## GIVEN PROBLEM
Which lines contain the word "Decreased"? Return each of them as written.

## DATA LINES

begin

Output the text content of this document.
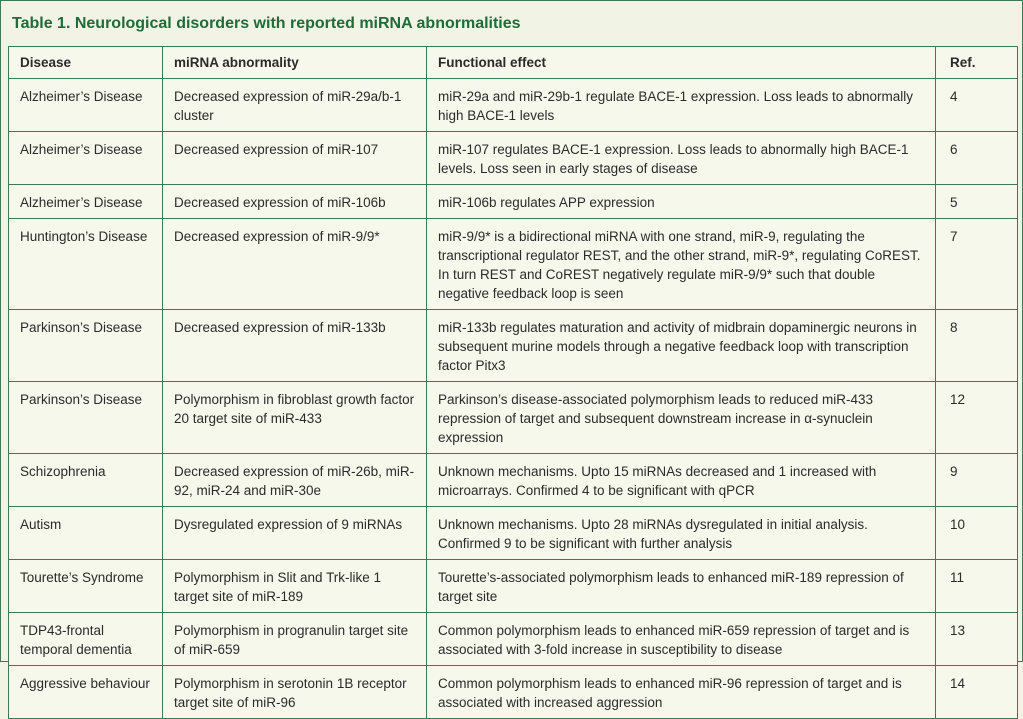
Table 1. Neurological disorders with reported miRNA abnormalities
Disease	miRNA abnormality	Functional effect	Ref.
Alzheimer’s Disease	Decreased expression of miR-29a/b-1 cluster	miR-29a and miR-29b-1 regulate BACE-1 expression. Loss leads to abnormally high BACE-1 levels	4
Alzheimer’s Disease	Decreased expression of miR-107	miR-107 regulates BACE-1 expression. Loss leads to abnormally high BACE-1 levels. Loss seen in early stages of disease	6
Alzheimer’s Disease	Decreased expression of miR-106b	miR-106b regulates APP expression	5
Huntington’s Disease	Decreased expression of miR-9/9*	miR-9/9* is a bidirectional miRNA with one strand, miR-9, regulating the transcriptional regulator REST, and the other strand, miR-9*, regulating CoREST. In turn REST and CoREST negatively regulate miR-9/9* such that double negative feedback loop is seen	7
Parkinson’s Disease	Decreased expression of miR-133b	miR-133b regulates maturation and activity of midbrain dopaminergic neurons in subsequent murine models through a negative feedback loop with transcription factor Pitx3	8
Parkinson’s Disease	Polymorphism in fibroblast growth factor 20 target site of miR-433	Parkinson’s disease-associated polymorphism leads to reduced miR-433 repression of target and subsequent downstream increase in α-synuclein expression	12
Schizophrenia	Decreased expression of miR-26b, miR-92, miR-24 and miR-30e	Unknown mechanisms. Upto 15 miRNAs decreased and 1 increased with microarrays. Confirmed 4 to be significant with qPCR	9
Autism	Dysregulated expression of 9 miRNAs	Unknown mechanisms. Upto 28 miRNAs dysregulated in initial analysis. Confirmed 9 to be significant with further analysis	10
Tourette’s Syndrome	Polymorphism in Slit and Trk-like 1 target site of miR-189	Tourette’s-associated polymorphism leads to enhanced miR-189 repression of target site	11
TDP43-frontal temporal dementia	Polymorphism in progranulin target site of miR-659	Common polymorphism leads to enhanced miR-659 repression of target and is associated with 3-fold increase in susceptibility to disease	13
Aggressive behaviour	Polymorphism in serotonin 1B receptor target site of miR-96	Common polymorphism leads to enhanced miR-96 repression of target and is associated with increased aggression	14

end
begin

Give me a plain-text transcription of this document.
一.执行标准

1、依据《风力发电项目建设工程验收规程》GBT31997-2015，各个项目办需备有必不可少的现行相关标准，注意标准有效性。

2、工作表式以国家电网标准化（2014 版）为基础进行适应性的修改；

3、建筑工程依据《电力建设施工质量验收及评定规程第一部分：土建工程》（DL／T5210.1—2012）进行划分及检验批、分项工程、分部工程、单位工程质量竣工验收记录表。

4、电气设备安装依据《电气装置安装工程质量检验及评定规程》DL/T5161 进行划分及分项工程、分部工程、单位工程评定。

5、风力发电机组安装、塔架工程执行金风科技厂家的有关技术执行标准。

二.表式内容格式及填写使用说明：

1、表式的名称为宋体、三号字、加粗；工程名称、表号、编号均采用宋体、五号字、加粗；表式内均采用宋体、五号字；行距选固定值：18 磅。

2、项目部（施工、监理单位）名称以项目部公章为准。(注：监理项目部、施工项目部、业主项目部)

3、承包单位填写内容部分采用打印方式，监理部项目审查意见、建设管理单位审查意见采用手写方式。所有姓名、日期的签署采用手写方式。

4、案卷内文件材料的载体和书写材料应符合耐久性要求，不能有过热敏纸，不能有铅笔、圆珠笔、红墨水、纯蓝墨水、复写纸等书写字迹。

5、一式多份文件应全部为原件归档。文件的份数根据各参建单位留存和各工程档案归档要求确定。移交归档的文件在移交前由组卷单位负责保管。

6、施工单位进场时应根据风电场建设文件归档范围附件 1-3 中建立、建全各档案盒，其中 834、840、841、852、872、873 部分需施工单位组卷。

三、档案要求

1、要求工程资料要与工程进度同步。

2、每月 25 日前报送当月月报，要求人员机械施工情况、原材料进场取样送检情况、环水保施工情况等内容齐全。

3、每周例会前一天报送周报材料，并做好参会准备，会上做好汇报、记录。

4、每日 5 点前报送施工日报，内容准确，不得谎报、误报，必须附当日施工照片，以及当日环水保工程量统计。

end

## TASK RESULT
Alzheimer’s Disease	Decreased expression of miR-29a/b-1 cluster	miR-29a and miR-29b-1 regulate BACE-1 expression. Loss leads to abnormally high BACE-1 levels	4
Alzheimer’s Disease	Decreased expression of miR-107	miR-107 regulates BACE-1 expression. Loss leads to abnormally high BACE-1 levels. Loss seen in early stages of disease	6
Alzheimer’s Disease	Decreased expression of miR-106b	miR-106b regulates APP expression	5
Huntington’s Disease	Decreased expression of miR-9/9*	miR-9/9* is a bidirectional miRNA with one strand, miR-9, regulating the transcriptional regulator REST, and the other strand, miR-9*, regulating CoREST. In turn REST and CoREST negatively regulate miR-9/9* such that double negative feedback loop is seen	7
Parkinson’s Disease	Decreased expression of miR-133b	miR-133b regulates maturation and activity of midbrain dopaminergic neurons in subsequent murine models through a negative feedback loop with transcription factor Pitx3	8
Schizophrenia	Decreased expression of miR-26b, miR-92, miR-24 and miR-30e	Unknown mechanisms. Upto 15 miRNAs decreased and 1 increased with microarrays. Confirmed 4 to be significant with qPCR	9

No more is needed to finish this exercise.